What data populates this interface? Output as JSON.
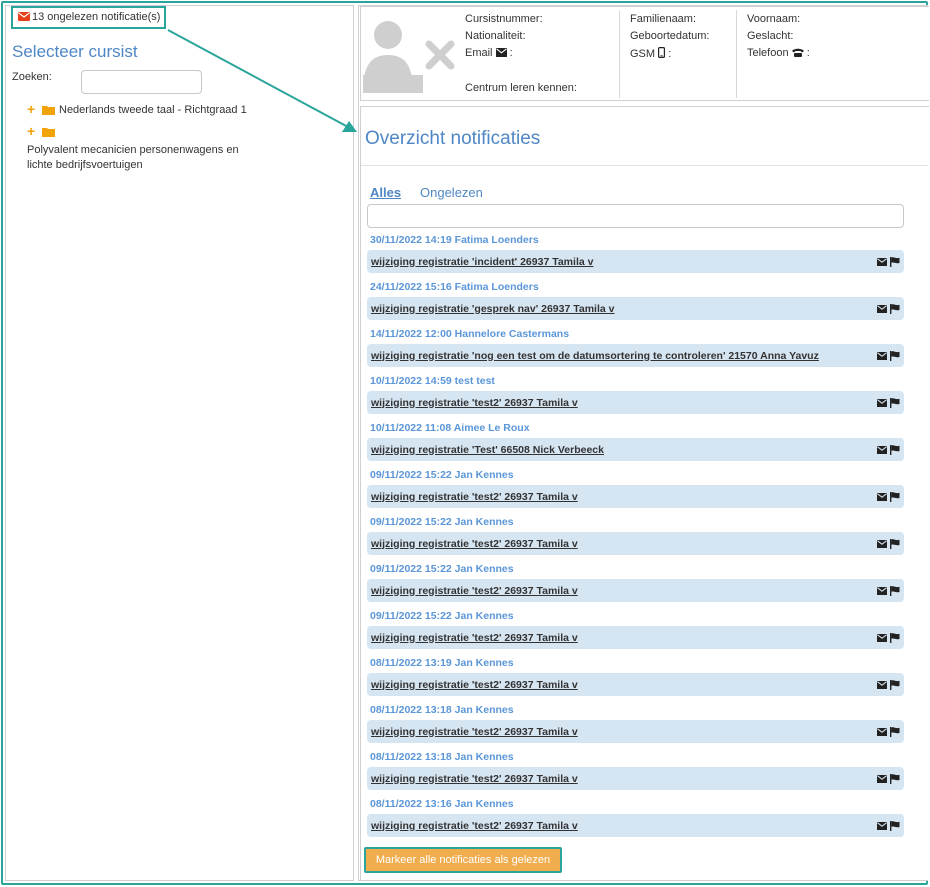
{
  "colors": {
    "accent_teal": "#2aa59b",
    "title_blue": "#4f87c5",
    "link_blue": "#5a96d8",
    "row_bg": "#d6e5f2",
    "button_orange": "#f0ad4e",
    "notif_icon_red": "#e8401a",
    "tree_orange": "#f0a30a"
  },
  "left": {
    "notif_badge": "13 ongelezen notificatie(s)",
    "select_title": "Selecteer cursist",
    "search_label": "Zoeken:",
    "search_value": "",
    "tree": [
      {
        "label": "Nederlands tweede taal - Richtgraad 1",
        "icon": "folder-icon"
      },
      {
        "label": "Polyvalent mecanicien personenwagens en lichte bedrijfsvoertuigen",
        "icon": "folder-icon"
      }
    ]
  },
  "profile": {
    "cursistnummer": "Cursistnummer:",
    "nationaliteit": "Nationaliteit:",
    "email": "Email",
    "email_suffix": ":",
    "centrum": "Centrum leren kennen:",
    "familienaam": "Familienaam:",
    "geboortedatum": "Geboortedatum:",
    "gsm": "GSM",
    "gsm_suffix": ":",
    "voornaam": "Voornaam:",
    "geslacht": "Geslacht:",
    "telefoon": "Telefoon",
    "telefoon_suffix": ":"
  },
  "main": {
    "title": "Overzicht notificaties",
    "tabs": [
      {
        "label": "Alles",
        "active": true
      },
      {
        "label": "Ongelezen",
        "active": false
      }
    ],
    "filter_value": "",
    "notifications": [
      {
        "header": "30/11/2022 14:19 Fatima Loenders",
        "subject": "wijziging registratie 'incident' 26937 Tamila v"
      },
      {
        "header": "24/11/2022 15:16 Fatima Loenders",
        "subject": "wijziging registratie 'gesprek nav' 26937 Tamila v"
      },
      {
        "header": "14/11/2022 12:00 Hannelore Castermans",
        "subject": "wijziging registratie 'nog een test om de datumsortering te controleren' 21570 Anna Yavuz"
      },
      {
        "header": "10/11/2022 14:59 test test",
        "subject": "wijziging registratie 'test2' 26937 Tamila v"
      },
      {
        "header": "10/11/2022 11:08 Aimee Le Roux",
        "subject": "wijziging registratie 'Test' 66508 Nick Verbeeck"
      },
      {
        "header": "09/11/2022 15:22 Jan Kennes",
        "subject": "wijziging registratie 'test2' 26937 Tamila v"
      },
      {
        "header": "09/11/2022 15:22 Jan Kennes",
        "subject": "wijziging registratie 'test2' 26937 Tamila v"
      },
      {
        "header": "09/11/2022 15:22 Jan Kennes",
        "subject": "wijziging registratie 'test2' 26937 Tamila v"
      },
      {
        "header": "09/11/2022 15:22 Jan Kennes",
        "subject": "wijziging registratie 'test2' 26937 Tamila v"
      },
      {
        "header": "08/11/2022 13:19 Jan Kennes",
        "subject": "wijziging registratie 'test2' 26937 Tamila v"
      },
      {
        "header": "08/11/2022 13:18 Jan Kennes",
        "subject": "wijziging registratie 'test2' 26937 Tamila v"
      },
      {
        "header": "08/11/2022 13:18 Jan Kennes",
        "subject": "wijziging registratie 'test2' 26937 Tamila v"
      },
      {
        "header": "08/11/2022 13:16 Jan Kennes",
        "subject": "wijziging registratie 'test2' 26937 Tamila v"
      }
    ],
    "mark_all_label": "Markeer alle notificaties als gelezen"
  }
}
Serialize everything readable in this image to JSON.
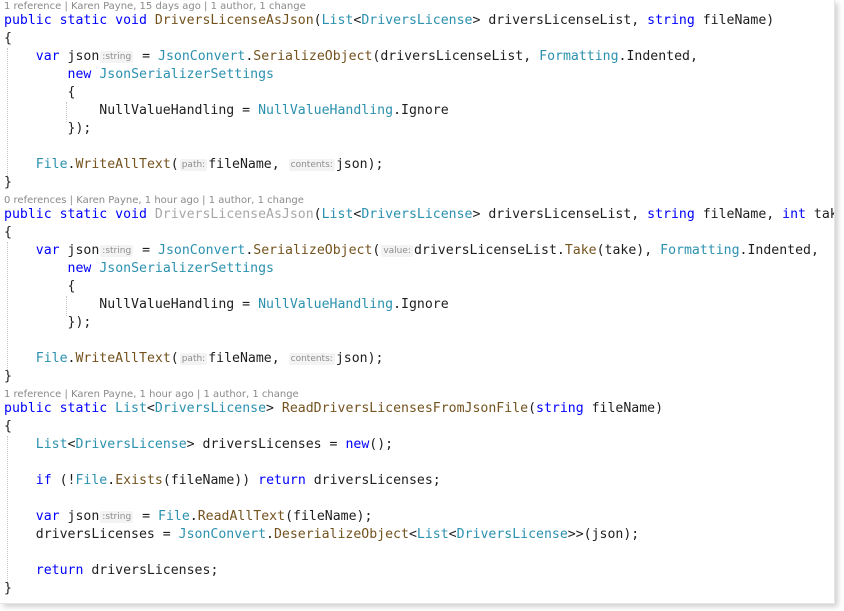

- [EXERCISE DETAILS]: Copy every line above that includes the string "Fatima".

- [CORRECT ANSWER]:
        "header": "30/11/2022 14:19 Fatima Loenders",
        "header": "24/11/2022 15:16 Fatima Loenders",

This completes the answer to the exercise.